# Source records
______
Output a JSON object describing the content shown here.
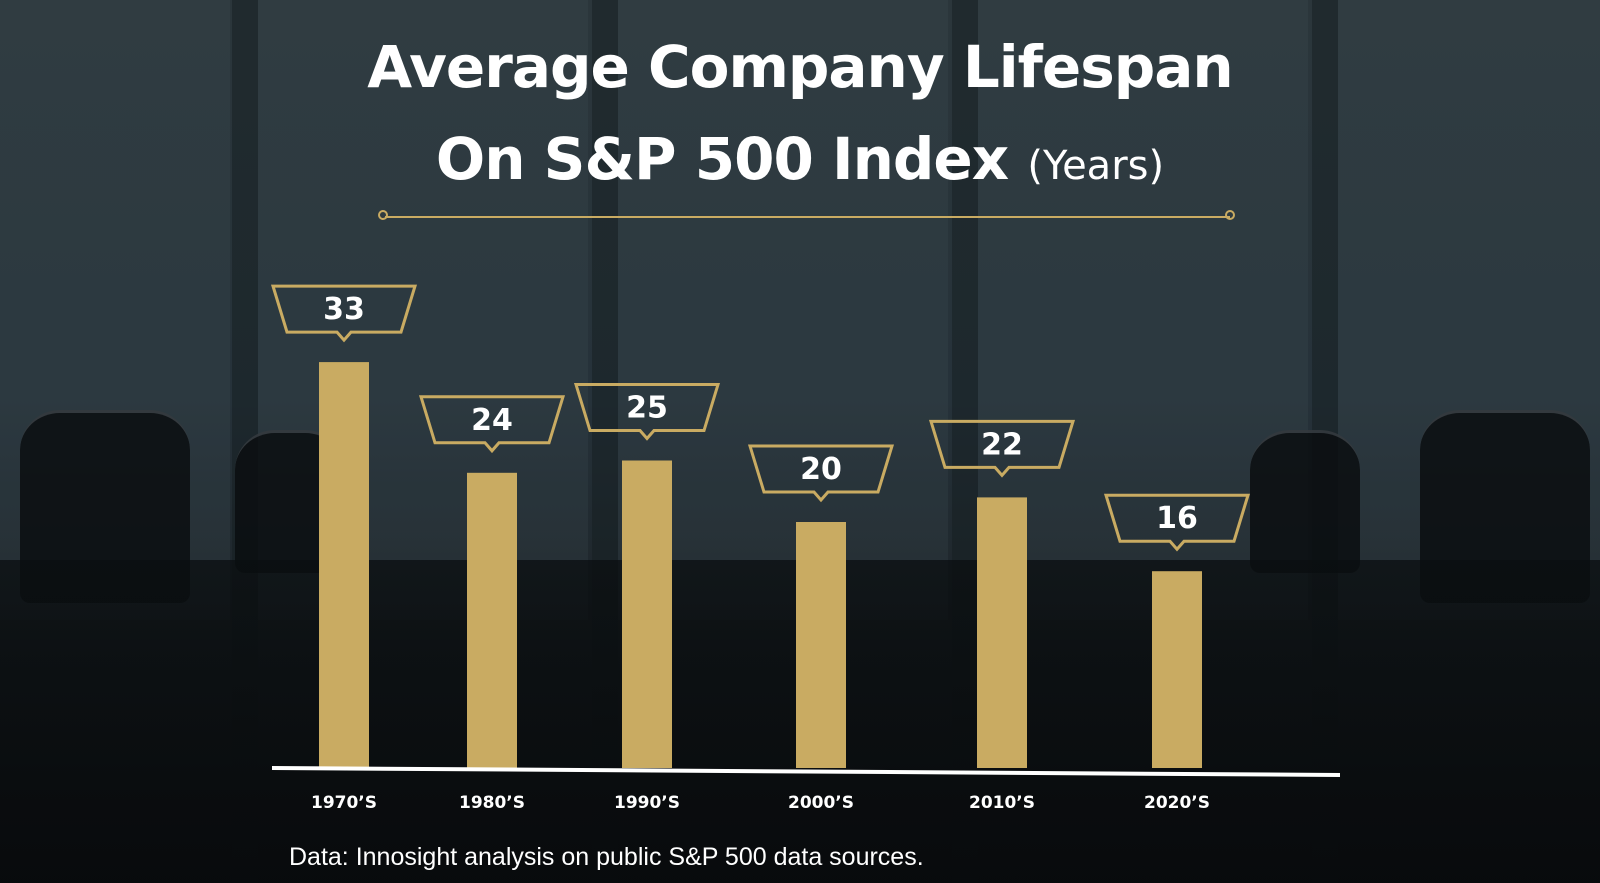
{
  "header": {
    "title_line1": "Average Company Lifespan",
    "title_line2": "On S&P 500 Index",
    "title_unit": "(Years)"
  },
  "footer": {
    "source": "Data: Innosight analysis on public S&P 500 data sources."
  },
  "colors": {
    "bar": "#c9ab62",
    "callout_border": "#c9ab62",
    "text": "#ffffff",
    "axis": "#ffffff"
  },
  "chart_data": {
    "type": "bar",
    "title": "Average Company Lifespan On S&P 500 Index (Years)",
    "categories": [
      "1970’S",
      "1980’S",
      "1990’S",
      "2000’S",
      "2010’S",
      "2020’S"
    ],
    "values": [
      33,
      24,
      25,
      20,
      22,
      16
    ],
    "xlabel": "",
    "ylabel": "",
    "ylim": [
      0,
      33
    ],
    "grid": false,
    "legend": "none",
    "data_labels": "callout boxes above bars"
  }
}
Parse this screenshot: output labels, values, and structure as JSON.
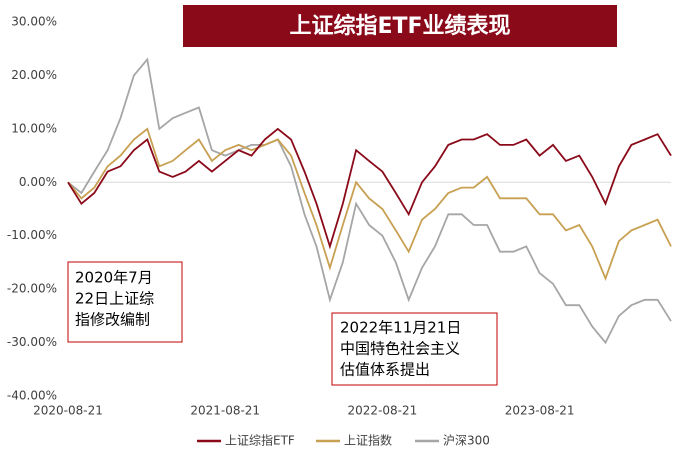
{
  "chart_data": {
    "type": "line",
    "title": "上证综指ETF业绩表现",
    "x": [
      "2020-08-21",
      "2020-09-21",
      "2020-10-21",
      "2020-11-21",
      "2020-12-21",
      "2021-01-21",
      "2021-02-21",
      "2021-03-21",
      "2021-04-21",
      "2021-05-21",
      "2021-06-21",
      "2021-07-21",
      "2021-08-21",
      "2021-09-21",
      "2021-10-21",
      "2021-11-21",
      "2021-12-21",
      "2022-01-21",
      "2022-02-21",
      "2022-03-21",
      "2022-04-21",
      "2022-05-21",
      "2022-06-21",
      "2022-07-21",
      "2022-08-21",
      "2022-09-21",
      "2022-10-21",
      "2022-11-21",
      "2022-12-21",
      "2023-01-21",
      "2023-02-21",
      "2023-03-21",
      "2023-04-21",
      "2023-05-21",
      "2023-06-21",
      "2023-07-21",
      "2023-08-21",
      "2023-09-21",
      "2023-10-21",
      "2023-11-21",
      "2023-12-21",
      "2024-01-21",
      "2024-02-21",
      "2024-03-21",
      "2024-04-21",
      "2024-05-21",
      "2024-06-21"
    ],
    "xlim": [
      "2020-08-21",
      "2024-06-21"
    ],
    "xticks": [
      "2020-08-21",
      "2021-08-21",
      "2022-08-21",
      "2023-08-21"
    ],
    "ylim": [
      -40,
      30
    ],
    "yticks": [
      {
        "value": -40,
        "label": "-40.00%"
      },
      {
        "value": -30,
        "label": "-30.00%"
      },
      {
        "value": -20,
        "label": "-20.00%"
      },
      {
        "value": -10,
        "label": "-10.00%"
      },
      {
        "value": 0,
        "label": "0.00%"
      },
      {
        "value": 10,
        "label": "10.00%"
      },
      {
        "value": 20,
        "label": "20.00%"
      },
      {
        "value": 30,
        "label": "30.00%"
      }
    ],
    "series": [
      {
        "name": "上证综指ETF",
        "color": "#8b0a1a",
        "values": [
          0,
          -4,
          -2,
          2,
          3,
          6,
          8,
          2,
          1,
          2,
          4,
          2,
          4,
          6,
          5,
          8,
          10,
          8,
          2,
          -4,
          -12,
          -4,
          6,
          4,
          2,
          -2,
          -6,
          0,
          3,
          7,
          8,
          8,
          9,
          7,
          7,
          8,
          5,
          7,
          4,
          5,
          1,
          -4,
          3,
          7,
          8,
          9,
          5
        ]
      },
      {
        "name": "上证指数",
        "color": "#c8a052",
        "values": [
          0,
          -3,
          -1,
          3,
          5,
          8,
          10,
          3,
          4,
          6,
          8,
          4,
          6,
          7,
          6,
          7,
          8,
          5,
          -2,
          -8,
          -16,
          -8,
          0,
          -3,
          -5,
          -9,
          -13,
          -7,
          -5,
          -2,
          -1,
          -1,
          1,
          -3,
          -3,
          -3,
          -6,
          -6,
          -9,
          -8,
          -12,
          -18,
          -11,
          -9,
          -8,
          -7,
          -12
        ]
      },
      {
        "name": "沪深300",
        "color": "#a6a6a6",
        "values": [
          0,
          -2,
          2,
          6,
          12,
          20,
          23,
          10,
          12,
          13,
          14,
          6,
          5,
          6,
          7,
          7,
          8,
          3,
          -6,
          -12,
          -22,
          -15,
          -4,
          -8,
          -10,
          -15,
          -22,
          -16,
          -12,
          -6,
          -6,
          -8,
          -8,
          -13,
          -13,
          -12,
          -17,
          -19,
          -23,
          -23,
          -27,
          -30,
          -25,
          -23,
          -22,
          -22,
          -26
        ]
      }
    ],
    "annotations": [
      [
        "2020年7月",
        "22日上证综",
        "指修改编制"
      ],
      [
        "2022年11月21日",
        "中国特色社会主义",
        "估值体系提出"
      ]
    ]
  }
}
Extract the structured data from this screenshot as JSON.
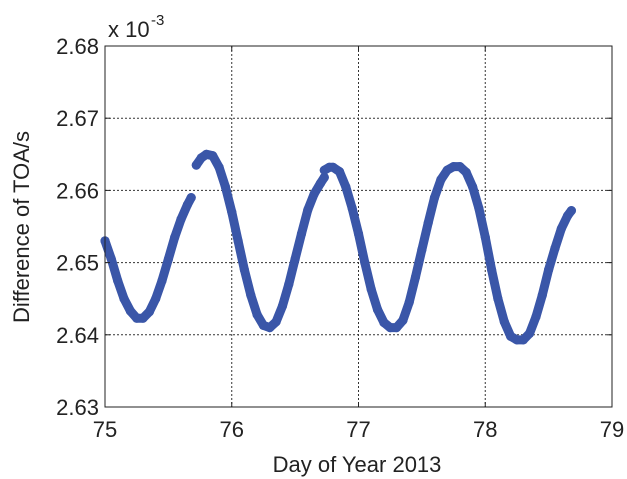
______
# GOAL
Output all of the entries verbatim, leaving out any images.

# THE RESPONSE
Output a JSON object describing the content shown here.
{
  "header": {
    "title_line1": "Average Company Lifespan",
    "title_line2": "On S&P 500 Index",
    "title_unit": "(Years)"
  },
  "footer": {
    "source": "Data: Innosight analysis on public S&P 500 data sources."
  },
  "colors": {
    "bar": "#c9ab62",
    "callout_border": "#c9ab62",
    "text": "#ffffff",
    "axis": "#ffffff"
  },
  "chart_data": {
    "type": "bar",
    "title": "Average Company Lifespan On S&P 500 Index (Years)",
    "categories": [
      "1970’S",
      "1980’S",
      "1990’S",
      "2000’S",
      "2010’S",
      "2020’S"
    ],
    "values": [
      33,
      24,
      25,
      20,
      22,
      16
    ],
    "xlabel": "",
    "ylabel": "",
    "ylim": [
      0,
      33
    ],
    "grid": false,
    "legend": "none",
    "data_labels": "callout boxes above bars"
  }
}
Parse this screenshot: output labels, values, and structure as JSON.
{
  "chart_data": {
    "type": "line",
    "title": "上证综指ETF业绩表现",
    "x": [
      "2020-08-21",
      "2020-09-21",
      "2020-10-21",
      "2020-11-21",
      "2020-12-21",
      "2021-01-21",
      "2021-02-21",
      "2021-03-21",
      "2021-04-21",
      "2021-05-21",
      "2021-06-21",
      "2021-07-21",
      "2021-08-21",
      "2021-09-21",
      "2021-10-21",
      "2021-11-21",
      "2021-12-21",
      "2022-01-21",
      "2022-02-21",
      "2022-03-21",
      "2022-04-21",
      "2022-05-21",
      "2022-06-21",
      "2022-07-21",
      "2022-08-21",
      "2022-09-21",
      "2022-10-21",
      "2022-11-21",
      "2022-12-21",
      "2023-01-21",
      "2023-02-21",
      "2023-03-21",
      "2023-04-21",
      "2023-05-21",
      "2023-06-21",
      "2023-07-21",
      "2023-08-21",
      "2023-09-21",
      "2023-10-21",
      "2023-11-21",
      "2023-12-21",
      "2024-01-21",
      "2024-02-21",
      "2024-03-21",
      "2024-04-21",
      "2024-05-21",
      "2024-06-21"
    ],
    "xlim": [
      "2020-08-21",
      "2024-06-21"
    ],
    "xticks": [
      "2020-08-21",
      "2021-08-21",
      "2022-08-21",
      "2023-08-21"
    ],
    "ylim": [
      -40,
      30
    ],
    "yticks": [
      {
        "value": -40,
        "label": "-40.00%"
      },
      {
        "value": -30,
        "label": "-30.00%"
      },
      {
        "value": -20,
        "label": "-20.00%"
      },
      {
        "value": -10,
        "label": "-10.00%"
      },
      {
        "value": 0,
        "label": "0.00%"
      },
      {
        "value": 10,
        "label": "10.00%"
      },
      {
        "value": 20,
        "label": "20.00%"
      },
      {
        "value": 30,
        "label": "30.00%"
      }
    ],
    "series": [
      {
        "name": "上证综指ETF",
        "color": "#8b0a1a",
        "values": [
          0,
          -4,
          -2,
          2,
          3,
          6,
          8,
          2,
          1,
          2,
          4,
          2,
          4,
          6,
          5,
          8,
          10,
          8,
          2,
          -4,
          -12,
          -4,
          6,
          4,
          2,
          -2,
          -6,
          0,
          3,
          7,
          8,
          8,
          9,
          7,
          7,
          8,
          5,
          7,
          4,
          5,
          1,
          -4,
          3,
          7,
          8,
          9,
          5
        ]
      },
      {
        "name": "上证指数",
        "color": "#c8a052",
        "values": [
          0,
          -3,
          -1,
          3,
          5,
          8,
          10,
          3,
          4,
          6,
          8,
          4,
          6,
          7,
          6,
          7,
          8,
          5,
          -2,
          -8,
          -16,
          -8,
          0,
          -3,
          -5,
          -9,
          -13,
          -7,
          -5,
          -2,
          -1,
          -1,
          1,
          -3,
          -3,
          -3,
          -6,
          -6,
          -9,
          -8,
          -12,
          -18,
          -11,
          -9,
          -8,
          -7,
          -12
        ]
      },
      {
        "name": "沪深300",
        "color": "#a6a6a6",
        "values": [
          0,
          -2,
          2,
          6,
          12,
          20,
          23,
          10,
          12,
          13,
          14,
          6,
          5,
          6,
          7,
          7,
          8,
          3,
          -6,
          -12,
          -22,
          -15,
          -4,
          -8,
          -10,
          -15,
          -22,
          -16,
          -12,
          -6,
          -6,
          -8,
          -8,
          -13,
          -13,
          -12,
          -17,
          -19,
          -23,
          -23,
          -27,
          -30,
          -25,
          -23,
          -22,
          -22,
          -26
        ]
      }
    ],
    "annotations": [
      [
        "2020年7月",
        "22日上证综",
        "指修改编制"
      ],
      [
        "2022年11月21日",
        "中国特色社会主义",
        "估值体系提出"
      ]
    ]
  }
}
Extract the structured data from this screenshot as JSON.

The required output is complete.